§ Task objective:
Drop the images; return everything else in the listing below exactly.

§ Working data:
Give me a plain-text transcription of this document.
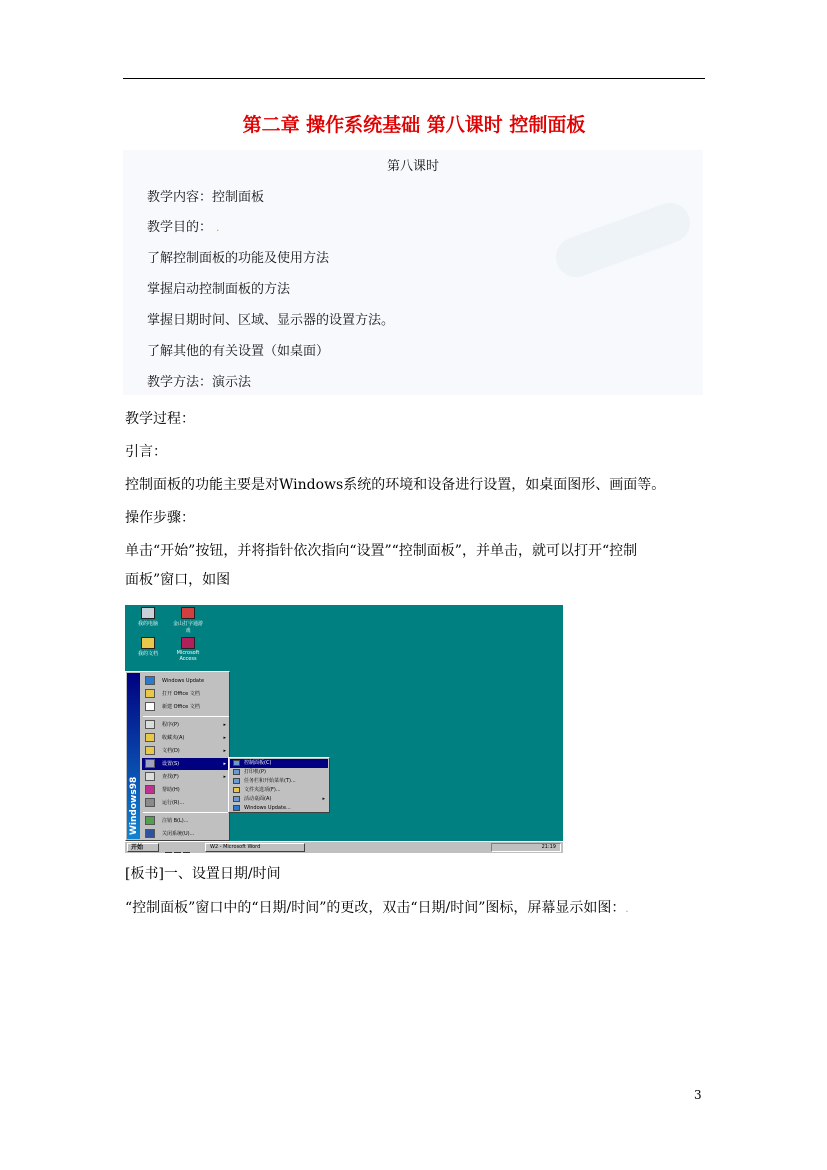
第二章 操作系统基础 第八课时 控制面板
第八课时
教学内容：控制面板
教学目的： .
了解控制面板的功能及使用方法
掌握启动控制面板的方法
掌握日期时间、区域、显示器的设置方法。
了解其他的有关设置（如桌面）
教学方法：演示法
教学过程：
引言：
控制面板的功能主要是对Windows系统的环境和设备进行设置，如桌面图形、画面等。
操作步骤：
单击“开始”按钮，并将指针依次指向“设置”“控制面板”，并单击，就可以打开“控制
面板”窗口，如图
我的电脑	金山打字通游戏
我的文档	Microsoft Access
Windows98
Windows Update
打开 Office 文档
新建 Office 文档
程序(P)	▸
收藏夹(A)	▸
文档(D)	▸
设置(S)	▸
查找(F)	▸
帮助(H)
运行(R)...
注销 B(L)...
关闭系统(U)...
控制面板(C)
打印机(P)
任务栏和开始菜单(T)...
文件夹选项(F)...
活动桌面(A)	▸
Windows Update...
开始	W2 - Microsoft Word	21:19
[板书]一、设置日期/时间
“控制面板”窗口中的“日期/时间”的更改，双击“日期/时间”图标，屏幕显示如图：.
3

§ Worked solution:
Give me a plain-text transcription of this document.
第二章 操作系统基础 第八课时 控制面板
第八课时
教学内容：控制面板
教学目的： .
了解控制面板的功能及使用方法
掌握启动控制面板的方法
掌握日期时间、区域、显示器的设置方法。
了解其他的有关设置（如桌面）
教学方法：演示法
教学过程：
引言：
控制面板的功能主要是对Windows系统的环境和设备进行设置，如桌面图形、画面等。
操作步骤：
单击“开始”按钮，并将指针依次指向“设置”“控制面板”，并单击，就可以打开“控制
面板”窗口，如图
我的电脑	金山打字通游戏
我的文档	Microsoft Access
Windows98
Windows Update
打开 Office 文档
新建 Office 文档
程序(P)	▸
收藏夹(A)	▸
文档(D)	▸
设置(S)	▸
查找(F)	▸
帮助(H)
运行(R)...
注销 B(L)...
关闭系统(U)...
控制面板(C)
打印机(P)
任务栏和开始菜单(T)...
文件夹选项(F)...
活动桌面(A)	▸
Windows Update...
开始	W2 - Microsoft Word	21:19
[板书]一、设置日期/时间
“控制面板”窗口中的“日期/时间”的更改，双击“日期/时间”图标，屏幕显示如图：.
3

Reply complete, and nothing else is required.